- What to do:
1) According to the text on Mount Victory, Ohio, how did the village get its name?
2) Write a continuation of the text on Mount Victory, Ohio, starting after its final sentence.

- Given text:
++++++++
Mount Victory is a village in Hardin County, Ohio, United States. The population was 601 at the 2020 census.

==History==
The town site of Mount Victory was surveyed in 1851, one year before the railroad was extended to that point. The village received its name by reason of the proprietor shouting "Victory!" when he obtained the land. A post office has been in operation at Mount Victory since 1854.

== Education ==
Mount Victory is home to the Ridgemont High School, the only school in the Ridgemont Local Schools district.

Mount Victory has a public library, a branch of the Ridgemont Public Library.

==Geography==

According to the United States Census Bureau, the village has a total area of 0.77 sqmi, all land.

==Demographics==

Historical population
| Census | Pop. | Note | %± |
| 1880 | 574 |  | — |
| 1890 | 689 |  | 20.0% |
| 1900 | 734 |  | 6.5% |
| 1910 | 740 |  | 0.8% |
| 1920 | 723 |  | −2.3% |
| 1930 | 597 |  | −17.4% |
| 1940 | 645 |  | 8.0% |
| 1950 | 609 |  | −5.6% |
| 1960 | 598 |  | −1.8% |
| 1970 | 633 |  | 5.9% |
| 1980 | 667 |  | 5.4% |
| 1990 | 551 |  | −17.4% |
| 2000 | 600 |  | 8.9% |
| 2010 | 627 |  | 4.5% |
| 2020 | 601 |  | −4.1% |
U.S. Decennial Census

===2010 census===
As of the census of 2010, there were 627 people, 249 households, and 172 families living in the village. The population density was 814.3 PD/sqmi. There were 279 housing units at an average density of 362.3 /sqmi. The racial makeup of the village was 98.1% White, 0.6% African American, 0.5% Asian, 0.5% from other races, and 0.3% from two or more races. Hispanic or Latino of any race were 1.1% of the population.

There were 249 households, of which 34.1% had children under the age of 18 living with them, 53.8% were married couples living together, 9.6% had a female householder with no husband present, 5.6% had a male householder with no wife present, and 30.9% were non-families. 24.9% of all households were made up of individuals, and 8% had someone living alone who was 65 years of age or older. The average household size was 2.52 and the average family size was 2.95.

The median age in the village was 37.3 years. 25.4% of residents were under the age of 18; 8.3% were between the ages of 18 and 24; 25.1% were from 25 to 44; 24.9% were from 45 to 64; and 16.3% were 65 years of age or older. The gender makeup of the village was 49.3% male and 50.7% female.
++++++++
- Information:
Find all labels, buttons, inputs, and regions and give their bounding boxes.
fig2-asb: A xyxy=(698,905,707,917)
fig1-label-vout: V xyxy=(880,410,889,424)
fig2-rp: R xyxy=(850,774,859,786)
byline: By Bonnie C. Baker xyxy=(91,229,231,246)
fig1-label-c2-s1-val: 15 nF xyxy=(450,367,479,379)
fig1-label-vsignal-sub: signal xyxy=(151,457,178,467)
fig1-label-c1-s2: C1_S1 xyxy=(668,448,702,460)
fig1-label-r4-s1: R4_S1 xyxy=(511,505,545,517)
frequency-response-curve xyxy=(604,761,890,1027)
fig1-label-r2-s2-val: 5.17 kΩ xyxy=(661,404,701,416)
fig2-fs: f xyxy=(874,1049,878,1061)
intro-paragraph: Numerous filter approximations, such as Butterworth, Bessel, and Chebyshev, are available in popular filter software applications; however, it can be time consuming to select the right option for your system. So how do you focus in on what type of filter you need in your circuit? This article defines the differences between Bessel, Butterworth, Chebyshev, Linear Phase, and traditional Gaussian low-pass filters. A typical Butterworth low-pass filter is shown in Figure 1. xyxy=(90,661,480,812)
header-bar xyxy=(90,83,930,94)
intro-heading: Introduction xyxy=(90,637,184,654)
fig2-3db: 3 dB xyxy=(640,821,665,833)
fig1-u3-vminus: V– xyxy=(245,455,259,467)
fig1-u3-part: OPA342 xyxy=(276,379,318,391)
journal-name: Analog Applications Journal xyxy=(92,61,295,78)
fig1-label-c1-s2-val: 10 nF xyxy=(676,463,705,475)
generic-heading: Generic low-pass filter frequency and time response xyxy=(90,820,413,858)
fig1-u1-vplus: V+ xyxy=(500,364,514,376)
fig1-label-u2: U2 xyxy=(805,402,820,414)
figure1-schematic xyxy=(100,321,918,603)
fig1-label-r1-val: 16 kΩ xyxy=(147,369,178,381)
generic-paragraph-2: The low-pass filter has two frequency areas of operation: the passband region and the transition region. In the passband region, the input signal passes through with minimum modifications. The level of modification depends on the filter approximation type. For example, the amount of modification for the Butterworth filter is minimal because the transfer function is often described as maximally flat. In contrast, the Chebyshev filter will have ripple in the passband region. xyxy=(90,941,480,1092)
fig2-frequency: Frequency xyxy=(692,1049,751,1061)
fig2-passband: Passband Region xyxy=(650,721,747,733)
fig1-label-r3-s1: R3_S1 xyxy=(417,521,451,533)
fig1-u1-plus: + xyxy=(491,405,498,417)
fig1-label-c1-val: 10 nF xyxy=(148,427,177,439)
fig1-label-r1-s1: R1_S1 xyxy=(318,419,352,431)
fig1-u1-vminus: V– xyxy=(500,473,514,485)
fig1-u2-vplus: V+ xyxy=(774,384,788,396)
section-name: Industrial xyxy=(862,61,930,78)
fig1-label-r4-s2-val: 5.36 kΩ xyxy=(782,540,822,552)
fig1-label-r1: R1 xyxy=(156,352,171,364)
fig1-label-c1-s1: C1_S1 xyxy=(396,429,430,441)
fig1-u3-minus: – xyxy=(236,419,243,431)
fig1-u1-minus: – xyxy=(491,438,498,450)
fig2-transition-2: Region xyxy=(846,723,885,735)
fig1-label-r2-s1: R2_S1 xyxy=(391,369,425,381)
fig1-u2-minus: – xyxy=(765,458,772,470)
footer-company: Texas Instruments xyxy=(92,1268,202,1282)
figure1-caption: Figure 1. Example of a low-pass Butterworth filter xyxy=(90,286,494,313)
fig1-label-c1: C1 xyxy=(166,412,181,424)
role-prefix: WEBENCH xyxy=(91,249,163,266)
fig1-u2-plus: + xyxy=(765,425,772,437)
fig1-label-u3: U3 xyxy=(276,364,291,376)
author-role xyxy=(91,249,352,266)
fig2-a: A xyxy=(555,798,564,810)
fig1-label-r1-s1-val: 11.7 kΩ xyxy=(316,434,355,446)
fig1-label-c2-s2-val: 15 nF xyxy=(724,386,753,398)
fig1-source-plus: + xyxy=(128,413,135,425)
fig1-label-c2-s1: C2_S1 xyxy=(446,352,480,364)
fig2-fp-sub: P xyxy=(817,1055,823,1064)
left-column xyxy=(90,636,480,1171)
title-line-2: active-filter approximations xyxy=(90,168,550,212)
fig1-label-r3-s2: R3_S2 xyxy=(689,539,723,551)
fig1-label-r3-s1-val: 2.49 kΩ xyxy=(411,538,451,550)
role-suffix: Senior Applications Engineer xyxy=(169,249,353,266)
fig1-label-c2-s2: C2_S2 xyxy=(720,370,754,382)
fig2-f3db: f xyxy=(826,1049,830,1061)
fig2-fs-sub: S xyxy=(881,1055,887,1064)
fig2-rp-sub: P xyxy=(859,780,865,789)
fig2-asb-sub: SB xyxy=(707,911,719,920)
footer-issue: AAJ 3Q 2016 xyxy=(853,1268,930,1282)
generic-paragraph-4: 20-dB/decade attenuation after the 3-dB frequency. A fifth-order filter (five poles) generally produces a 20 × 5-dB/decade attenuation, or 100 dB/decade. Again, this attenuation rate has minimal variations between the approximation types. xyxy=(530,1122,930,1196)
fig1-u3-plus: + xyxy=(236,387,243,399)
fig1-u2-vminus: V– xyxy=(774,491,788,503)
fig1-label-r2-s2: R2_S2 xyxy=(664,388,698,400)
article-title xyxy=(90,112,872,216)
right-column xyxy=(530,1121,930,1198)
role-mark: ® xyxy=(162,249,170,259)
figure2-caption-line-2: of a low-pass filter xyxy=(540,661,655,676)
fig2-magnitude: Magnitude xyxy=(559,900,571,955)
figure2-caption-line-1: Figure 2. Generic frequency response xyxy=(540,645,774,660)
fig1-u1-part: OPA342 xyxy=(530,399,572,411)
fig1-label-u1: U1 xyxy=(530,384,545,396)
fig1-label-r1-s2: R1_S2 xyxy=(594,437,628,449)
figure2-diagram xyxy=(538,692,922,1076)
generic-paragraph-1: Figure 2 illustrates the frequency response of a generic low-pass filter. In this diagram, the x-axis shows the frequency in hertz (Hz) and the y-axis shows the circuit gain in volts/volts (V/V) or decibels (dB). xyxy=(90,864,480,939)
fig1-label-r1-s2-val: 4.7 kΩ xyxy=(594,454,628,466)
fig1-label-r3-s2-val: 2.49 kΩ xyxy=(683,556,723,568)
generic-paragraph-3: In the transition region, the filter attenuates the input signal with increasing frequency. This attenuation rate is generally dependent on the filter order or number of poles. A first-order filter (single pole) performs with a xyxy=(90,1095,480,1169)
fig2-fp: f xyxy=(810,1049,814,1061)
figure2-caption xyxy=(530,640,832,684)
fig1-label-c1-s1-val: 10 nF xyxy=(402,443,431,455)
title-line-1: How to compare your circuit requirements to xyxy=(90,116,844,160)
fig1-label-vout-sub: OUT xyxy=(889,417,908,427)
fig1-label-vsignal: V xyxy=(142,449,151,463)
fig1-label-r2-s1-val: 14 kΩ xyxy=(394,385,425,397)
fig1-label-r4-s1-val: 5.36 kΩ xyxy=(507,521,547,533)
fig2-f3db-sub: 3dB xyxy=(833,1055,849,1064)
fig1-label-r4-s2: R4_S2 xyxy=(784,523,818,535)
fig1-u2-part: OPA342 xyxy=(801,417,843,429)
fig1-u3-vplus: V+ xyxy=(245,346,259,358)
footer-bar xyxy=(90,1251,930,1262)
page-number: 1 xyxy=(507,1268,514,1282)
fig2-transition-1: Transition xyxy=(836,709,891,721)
++++++++
- Answers for this exercise:
1) The proprietor shouted "Victory!" when he obtained the land.

2)
===2000 census===
As of the census of 2000, there were 600 people, 245 households, and 171 families living in the village. The population density was 791.3 PD/sqmi. There were 263 housing units at an average density of 346.8 /sqmi. The racial makeup of the village was 98.83% White, 0.17% African American, and 1.00% from two or more races. Hispanic or Latino of any race were 0.83% of the population.

There were 245 households, out of which 32.7% had children under the age of 18 living with them, 51.8% were married couples living together, 12.2% had a female householder with no husband present, and 30.2% were non-families. 25.7% of all households were made up of individuals, and 11.0% had someone living alone who was 65 years of age or older. The average household size was 2.45 and the average family size was 2.86.

In the village, the population was spread out, with 25.5% under the age of 18, 9.8% from 18 to 24, 28.8% from 25 to 44, 21.2% from 45 to 64, and 14.7% who were 65 years of age or older. The median age was 35 years. For every 100 females there were 92.9 males. For every 100 females age 18 and over, there were 93.5 males.

The median income for a household in the village was $40,694, and the median income for a family was $47,273. Males had a median income of $33,571 versus $22,344 for females. The per capita income for the village was $17,745. About 3.8% of families and 6.9% of the population were below the poverty line, including 6.1% of those under age 18 and 10.8% of those age 65 or over.